--- BEGIN Extract to read ---
Show me some power

MarkB

Daily Driver
Now that I have everyones attention:D

Short of drastically altering the FI 1500 engine with cam replacements, piston changes etc; Are there ways of altering the X that would lead to improved performance for the average owner. eg. K&N marketing material states that by using one of their filter products, an increase in HP can be achieved. Is this the experience of X owners. If so, what is the increase?

Are their any other common modifications that would lead to a little more power on a small budget?
 
It's The Usual stuff.

* K&N could help.

*A good set of headers and exhaust does help.

*Making sure the engine is in good condition with proper state of stock tune, good spark plugs and etc. keeps it running well.

*Beyond this, cylinder head mods, cam, increase compression, different intake and etc. makes the real difference.
 
My solution is turbo.

I believe I'll have less than $300 into the turbo system when it is done. Though I do already have the turbo in the garage and I'm running megasquirt already.
--- END Extract to read ---
• To-do list
a – Answer these questions about the forum thread on adding power:
(i) Which engine does the first post name as the one not to alter drastically?
(ii) Which changes does the reply say make the real difference beyond basic upkeep?
(iii) How much does the turbo poster expect to have put into the turbo system when it is done?
b – Retype the part of the forum thread on adding power starting with "Short of drastically" and going on through "K&N could help.".
--- BEGIN Given material ---
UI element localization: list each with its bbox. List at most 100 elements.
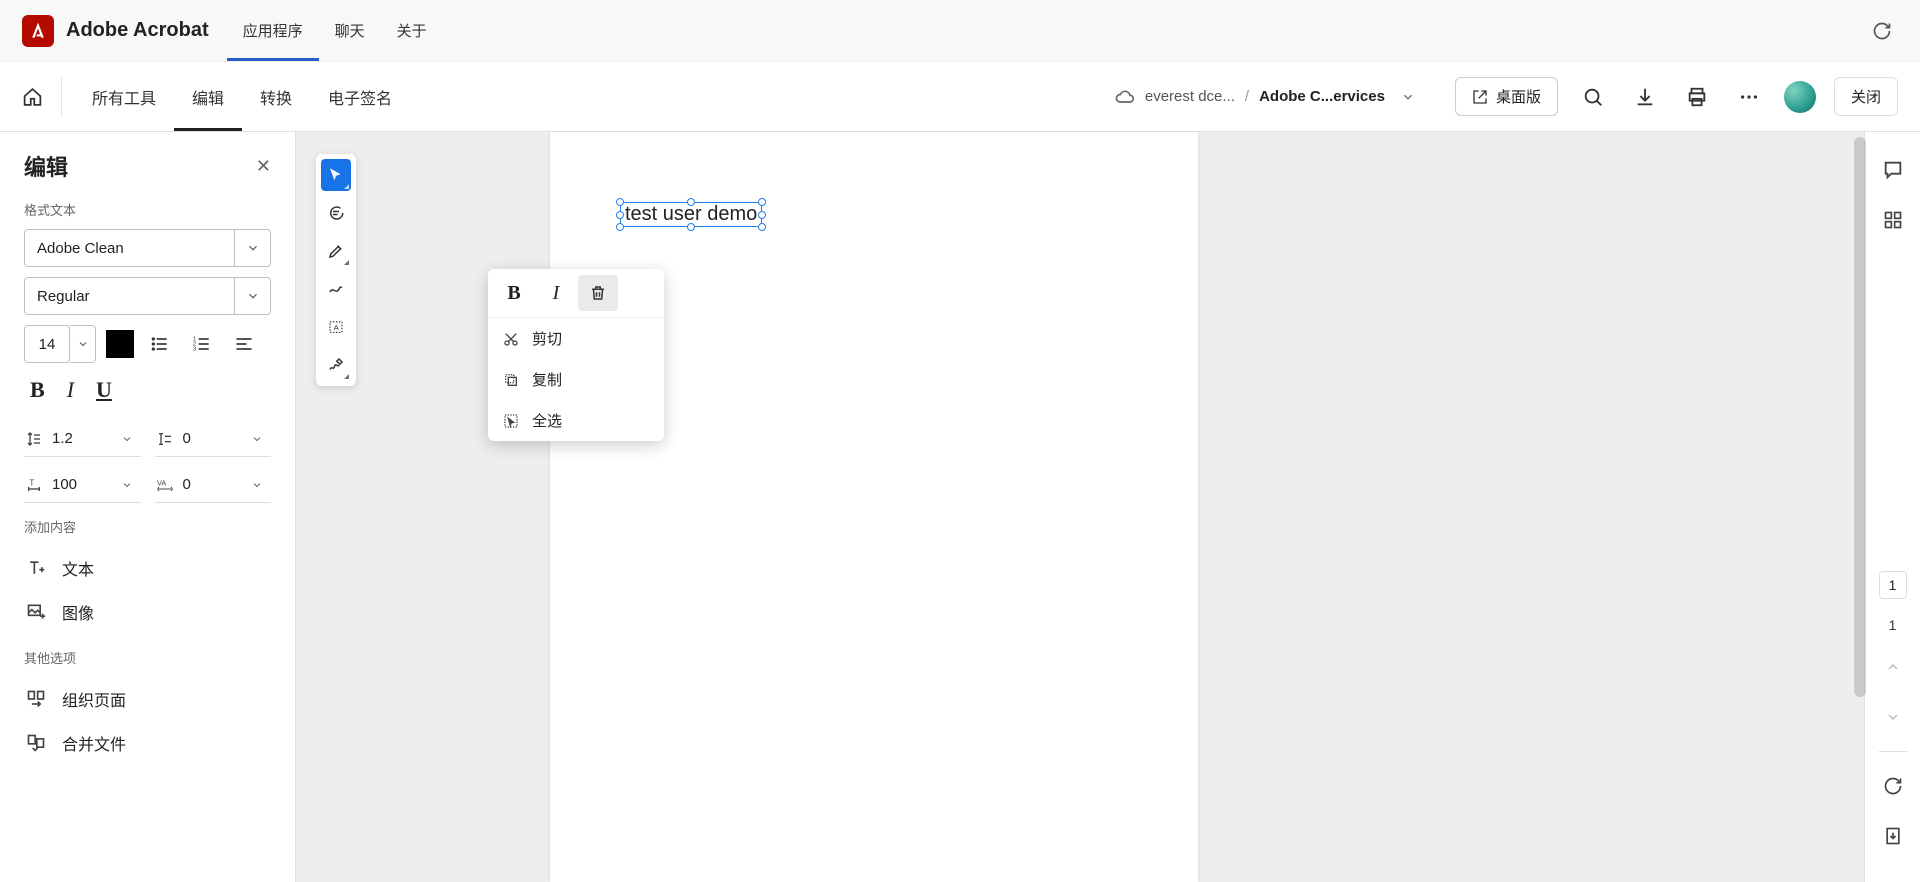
--- END Given material ---
• Solutions for each task
a –
(i) The FI 1500 engine.
(ii) Cylinder head mods, cam, increased compression and a different intake.
(iii) Less than $300.

b –
Short of drastically altering the FI 1500 engine with cam replacements, piston changes etc; Are there ways of altering the X that would lead to improved performance for the average owner. eg. K&N marketing material states that by using one of their filter products, an increase in HP can be achieved. Is this the experience of X owners. If so, what is the increase?

Are their any other common modifications that would lead to a little more power on a small budget?
 
It's The Usual stuff.

* K&N could help.